**WHAT THE EXERCISE ASKS**
Extract the data exactly, missing nothing.

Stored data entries
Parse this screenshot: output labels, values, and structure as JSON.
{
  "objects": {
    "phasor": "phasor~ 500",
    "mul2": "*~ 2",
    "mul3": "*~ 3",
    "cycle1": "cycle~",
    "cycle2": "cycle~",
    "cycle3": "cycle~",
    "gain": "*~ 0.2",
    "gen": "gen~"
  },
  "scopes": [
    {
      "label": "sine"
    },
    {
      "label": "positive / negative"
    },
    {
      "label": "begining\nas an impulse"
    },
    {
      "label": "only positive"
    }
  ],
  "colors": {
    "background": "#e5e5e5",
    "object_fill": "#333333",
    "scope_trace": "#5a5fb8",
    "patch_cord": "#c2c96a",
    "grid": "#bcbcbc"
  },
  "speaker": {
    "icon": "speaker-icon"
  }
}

**TASK ANSWER**
Parse this screenshot: output labels, values, and structure as JSON.
{
  "objects": {
    "phasor": "phasor~ 500",
    "mul2": "*~ 2",
    "mul3": "*~ 3",
    "cycle1": "cycle~",
    "cycle2": "cycle~",
    "cycle3": "cycle~",
    "gain": "*~ 0.2",
    "gen": "gen~"
  },
  "scopes": [
    {
      "label": "sine"
    },
    {
      "label": "positive / negative"
    },
    {
      "label": "begining\nas an impulse"
    },
    {
      "label": "only positive"
    }
  ],
  "colors": {
    "background": "#e5e5e5",
    "object_fill": "#333333",
    "scope_trace": "#5a5fb8",
    "patch_cord": "#c2c96a",
    "grid": "#bcbcbc"
  },
  "speaker": {
    "icon": "speaker-icon"
  }
}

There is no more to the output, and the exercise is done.